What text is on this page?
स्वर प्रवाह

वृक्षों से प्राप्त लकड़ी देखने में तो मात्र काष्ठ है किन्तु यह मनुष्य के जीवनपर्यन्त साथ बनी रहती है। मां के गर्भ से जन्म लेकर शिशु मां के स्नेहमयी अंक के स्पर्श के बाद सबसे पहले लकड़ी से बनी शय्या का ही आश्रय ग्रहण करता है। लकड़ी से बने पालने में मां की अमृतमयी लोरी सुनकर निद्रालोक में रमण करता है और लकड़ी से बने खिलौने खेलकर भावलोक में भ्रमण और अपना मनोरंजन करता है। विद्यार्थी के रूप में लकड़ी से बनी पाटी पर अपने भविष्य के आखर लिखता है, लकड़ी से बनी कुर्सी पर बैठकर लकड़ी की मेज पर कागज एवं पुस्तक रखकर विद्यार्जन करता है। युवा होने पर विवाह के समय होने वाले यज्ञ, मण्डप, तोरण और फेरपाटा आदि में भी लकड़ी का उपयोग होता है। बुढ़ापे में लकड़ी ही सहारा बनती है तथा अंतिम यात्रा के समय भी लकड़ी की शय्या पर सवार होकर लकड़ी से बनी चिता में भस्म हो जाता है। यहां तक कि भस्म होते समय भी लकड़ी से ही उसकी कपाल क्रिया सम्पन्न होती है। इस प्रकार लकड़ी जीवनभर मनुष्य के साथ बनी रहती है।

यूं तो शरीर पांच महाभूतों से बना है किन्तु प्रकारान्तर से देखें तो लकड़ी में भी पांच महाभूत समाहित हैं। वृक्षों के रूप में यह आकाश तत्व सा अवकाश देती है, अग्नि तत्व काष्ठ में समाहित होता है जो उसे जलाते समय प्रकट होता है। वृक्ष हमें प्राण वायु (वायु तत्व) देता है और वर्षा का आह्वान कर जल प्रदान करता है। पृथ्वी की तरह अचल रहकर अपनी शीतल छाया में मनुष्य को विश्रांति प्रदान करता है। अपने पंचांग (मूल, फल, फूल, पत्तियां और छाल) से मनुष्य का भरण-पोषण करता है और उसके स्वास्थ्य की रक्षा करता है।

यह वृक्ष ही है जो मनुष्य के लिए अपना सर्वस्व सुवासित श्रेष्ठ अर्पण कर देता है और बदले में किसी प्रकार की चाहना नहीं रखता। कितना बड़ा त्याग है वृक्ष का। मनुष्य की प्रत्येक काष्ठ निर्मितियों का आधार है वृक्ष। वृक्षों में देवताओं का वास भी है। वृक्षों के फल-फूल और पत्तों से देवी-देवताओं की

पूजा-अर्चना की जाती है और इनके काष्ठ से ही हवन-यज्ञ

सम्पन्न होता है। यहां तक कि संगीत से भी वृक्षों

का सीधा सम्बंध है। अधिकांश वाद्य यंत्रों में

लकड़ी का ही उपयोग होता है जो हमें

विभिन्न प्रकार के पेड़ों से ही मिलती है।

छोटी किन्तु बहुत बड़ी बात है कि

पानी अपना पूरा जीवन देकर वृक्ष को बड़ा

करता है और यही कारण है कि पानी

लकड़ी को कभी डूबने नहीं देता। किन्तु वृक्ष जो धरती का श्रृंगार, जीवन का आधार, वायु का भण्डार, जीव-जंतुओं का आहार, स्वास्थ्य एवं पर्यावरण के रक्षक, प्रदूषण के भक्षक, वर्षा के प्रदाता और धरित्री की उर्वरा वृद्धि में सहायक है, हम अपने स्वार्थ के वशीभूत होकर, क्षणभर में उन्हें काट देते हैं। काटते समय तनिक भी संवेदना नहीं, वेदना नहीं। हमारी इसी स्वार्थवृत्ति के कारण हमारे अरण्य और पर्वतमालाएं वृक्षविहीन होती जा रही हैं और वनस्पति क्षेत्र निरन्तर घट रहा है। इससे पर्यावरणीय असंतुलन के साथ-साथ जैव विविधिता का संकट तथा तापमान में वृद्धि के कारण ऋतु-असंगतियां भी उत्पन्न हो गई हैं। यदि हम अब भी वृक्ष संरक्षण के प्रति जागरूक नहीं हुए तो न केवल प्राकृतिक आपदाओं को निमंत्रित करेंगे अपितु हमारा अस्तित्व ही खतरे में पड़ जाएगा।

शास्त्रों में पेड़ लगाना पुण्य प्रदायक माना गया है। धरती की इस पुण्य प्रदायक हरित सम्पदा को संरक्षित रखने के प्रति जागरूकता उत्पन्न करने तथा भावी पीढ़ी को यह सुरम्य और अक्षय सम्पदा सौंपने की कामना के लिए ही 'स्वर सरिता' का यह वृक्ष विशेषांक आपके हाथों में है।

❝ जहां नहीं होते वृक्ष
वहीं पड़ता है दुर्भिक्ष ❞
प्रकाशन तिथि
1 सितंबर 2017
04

- What is being asked
Exactly as written above, please repeat the entries.

- Answer
What text is on this page?
स्वर प्रवाह

वृक्षों से प्राप्त लकड़ी देखने में तो मात्र काष्ठ है किन्तु यह मनुष्य के जीवनपर्यन्त साथ बनी रहती है। मां के गर्भ से जन्म लेकर शिशु मां के स्नेहमयी अंक के स्पर्श के बाद सबसे पहले लकड़ी से बनी शय्या का ही आश्रय ग्रहण करता है। लकड़ी से बने पालने में मां की अमृतमयी लोरी सुनकर निद्रालोक में रमण करता है और लकड़ी से बने खिलौने खेलकर भावलोक में भ्रमण और अपना मनोरंजन करता है। विद्यार्थी के रूप में लकड़ी से बनी पाटी पर अपने भविष्य के आखर लिखता है, लकड़ी से बनी कुर्सी पर बैठकर लकड़ी की मेज पर कागज एवं पुस्तक रखकर विद्यार्जन करता है। युवा होने पर विवाह के समय होने वाले यज्ञ, मण्डप, तोरण और फेरपाटा आदि में भी लकड़ी का उपयोग होता है। बुढ़ापे में लकड़ी ही सहारा बनती है तथा अंतिम यात्रा के समय भी लकड़ी की शय्या पर सवार होकर लकड़ी से बनी चिता में भस्म हो जाता है। यहां तक कि भस्म होते समय भी लकड़ी से ही उसकी कपाल क्रिया सम्पन्न होती है। इस प्रकार लकड़ी जीवनभर मनुष्य के साथ बनी रहती है।

यूं तो शरीर पांच महाभूतों से बना है किन्तु प्रकारान्तर से देखें तो लकड़ी में भी पांच महाभूत समाहित हैं। वृक्षों के रूप में यह आकाश तत्व सा अवकाश देती है, अग्नि तत्व काष्ठ में समाहित होता है जो उसे जलाते समय प्रकट होता है। वृक्ष हमें प्राण वायु (वायु तत्व) देता है और वर्षा का आह्वान कर जल प्रदान करता है। पृथ्वी की तरह अचल रहकर अपनी शीतल छाया में मनुष्य को विश्रांति प्रदान करता है। अपने पंचांग (मूल, फल, फूल, पत्तियां और छाल) से मनुष्य का भरण-पोषण करता है और उसके स्वास्थ्य की रक्षा करता है।

यह वृक्ष ही है जो मनुष्य के लिए अपना सर्वस्व सुवासित श्रेष्ठ अर्पण कर देता है और बदले में किसी प्रकार की चाहना नहीं रखता। कितना बड़ा त्याग है वृक्ष का। मनुष्य की प्रत्येक काष्ठ निर्मितियों का आधार है वृक्ष। वृक्षों में देवताओं का वास भी है। वृक्षों के फल-फूल और पत्तों से देवी-देवताओं की

पूजा-अर्चना की जाती है और इनके काष्ठ से ही हवन-यज्ञ

सम्पन्न होता है। यहां तक कि संगीत से भी वृक्षों

का सीधा सम्बंध है। अधिकांश वाद्य यंत्रों में

लकड़ी का ही उपयोग होता है जो हमें

विभिन्न प्रकार के पेड़ों से ही मिलती है।

छोटी किन्तु बहुत बड़ी बात है कि

पानी अपना पूरा जीवन देकर वृक्ष को बड़ा

करता है और यही कारण है कि पानी

लकड़ी को कभी डूबने नहीं देता। किन्तु वृक्ष जो धरती का श्रृंगार, जीवन का आधार, वायु का भण्डार, जीव-जंतुओं का आहार, स्वास्थ्य एवं पर्यावरण के रक्षक, प्रदूषण के भक्षक, वर्षा के प्रदाता और धरित्री की उर्वरा वृद्धि में सहायक है, हम अपने स्वार्थ के वशीभूत होकर, क्षणभर में उन्हें काट देते हैं। काटते समय तनिक भी संवेदना नहीं, वेदना नहीं। हमारी इसी स्वार्थवृत्ति के कारण हमारे अरण्य और पर्वतमालाएं वृक्षविहीन होती जा रही हैं और वनस्पति क्षेत्र निरन्तर घट रहा है। इससे पर्यावरणीय असंतुलन के साथ-साथ जैव विविधिता का संकट तथा तापमान में वृद्धि के कारण ऋतु-असंगतियां भी उत्पन्न हो गई हैं। यदि हम अब भी वृक्ष संरक्षण के प्रति जागरूक नहीं हुए तो न केवल प्राकृतिक आपदाओं को निमंत्रित करेंगे अपितु हमारा अस्तित्व ही खतरे में पड़ जाएगा।

शास्त्रों में पेड़ लगाना पुण्य प्रदायक माना गया है। धरती की इस पुण्य प्रदायक हरित सम्पदा को संरक्षित रखने के प्रति जागरूकता उत्पन्न करने तथा भावी पीढ़ी को यह सुरम्य और अक्षय सम्पदा सौंपने की कामना के लिए ही 'स्वर सरिता' का यह वृक्ष विशेषांक आपके हाथों में है।

❝ जहां नहीं होते वृक्ष
वहीं पड़ता है दुर्भिक्ष ❞
प्रकाशन तिथि
1 सितंबर 2017
04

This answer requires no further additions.